━━━━━ Source data ━━━━━

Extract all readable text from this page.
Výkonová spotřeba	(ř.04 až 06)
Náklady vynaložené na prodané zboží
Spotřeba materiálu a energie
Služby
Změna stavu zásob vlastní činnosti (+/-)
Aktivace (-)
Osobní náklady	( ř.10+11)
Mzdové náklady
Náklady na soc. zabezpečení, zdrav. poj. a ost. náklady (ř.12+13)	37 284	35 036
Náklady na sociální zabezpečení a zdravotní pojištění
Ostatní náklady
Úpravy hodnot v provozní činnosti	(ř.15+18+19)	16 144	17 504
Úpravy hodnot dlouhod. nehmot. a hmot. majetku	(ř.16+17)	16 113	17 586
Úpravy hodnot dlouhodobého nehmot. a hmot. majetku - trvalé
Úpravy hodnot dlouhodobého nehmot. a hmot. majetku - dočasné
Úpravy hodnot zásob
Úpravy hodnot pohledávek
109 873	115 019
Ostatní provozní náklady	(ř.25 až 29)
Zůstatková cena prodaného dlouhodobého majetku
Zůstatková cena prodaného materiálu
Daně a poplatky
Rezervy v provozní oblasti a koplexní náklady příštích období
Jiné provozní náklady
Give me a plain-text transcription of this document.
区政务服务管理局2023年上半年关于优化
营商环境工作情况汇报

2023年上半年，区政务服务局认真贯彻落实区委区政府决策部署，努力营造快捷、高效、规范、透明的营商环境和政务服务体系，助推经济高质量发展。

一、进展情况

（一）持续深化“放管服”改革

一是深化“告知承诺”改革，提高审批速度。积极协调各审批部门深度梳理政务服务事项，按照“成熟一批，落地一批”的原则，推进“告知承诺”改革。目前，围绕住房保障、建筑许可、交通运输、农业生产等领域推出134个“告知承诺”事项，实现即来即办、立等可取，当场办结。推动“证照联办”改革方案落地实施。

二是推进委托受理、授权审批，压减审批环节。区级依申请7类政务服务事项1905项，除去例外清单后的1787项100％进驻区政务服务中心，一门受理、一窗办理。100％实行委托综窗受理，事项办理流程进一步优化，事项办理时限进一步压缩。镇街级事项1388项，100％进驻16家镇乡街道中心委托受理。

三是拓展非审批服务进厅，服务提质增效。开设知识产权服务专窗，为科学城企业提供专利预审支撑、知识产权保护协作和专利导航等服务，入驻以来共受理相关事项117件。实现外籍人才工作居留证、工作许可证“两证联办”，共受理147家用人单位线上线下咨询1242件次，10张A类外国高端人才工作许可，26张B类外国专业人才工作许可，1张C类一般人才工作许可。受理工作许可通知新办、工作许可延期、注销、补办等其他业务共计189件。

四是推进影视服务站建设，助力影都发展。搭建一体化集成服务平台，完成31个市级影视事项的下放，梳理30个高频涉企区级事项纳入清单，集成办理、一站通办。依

━━━━━

Across the entries, how many lines hold the word "text"? Say only the number.

▶ [Reply to the exercise]: 2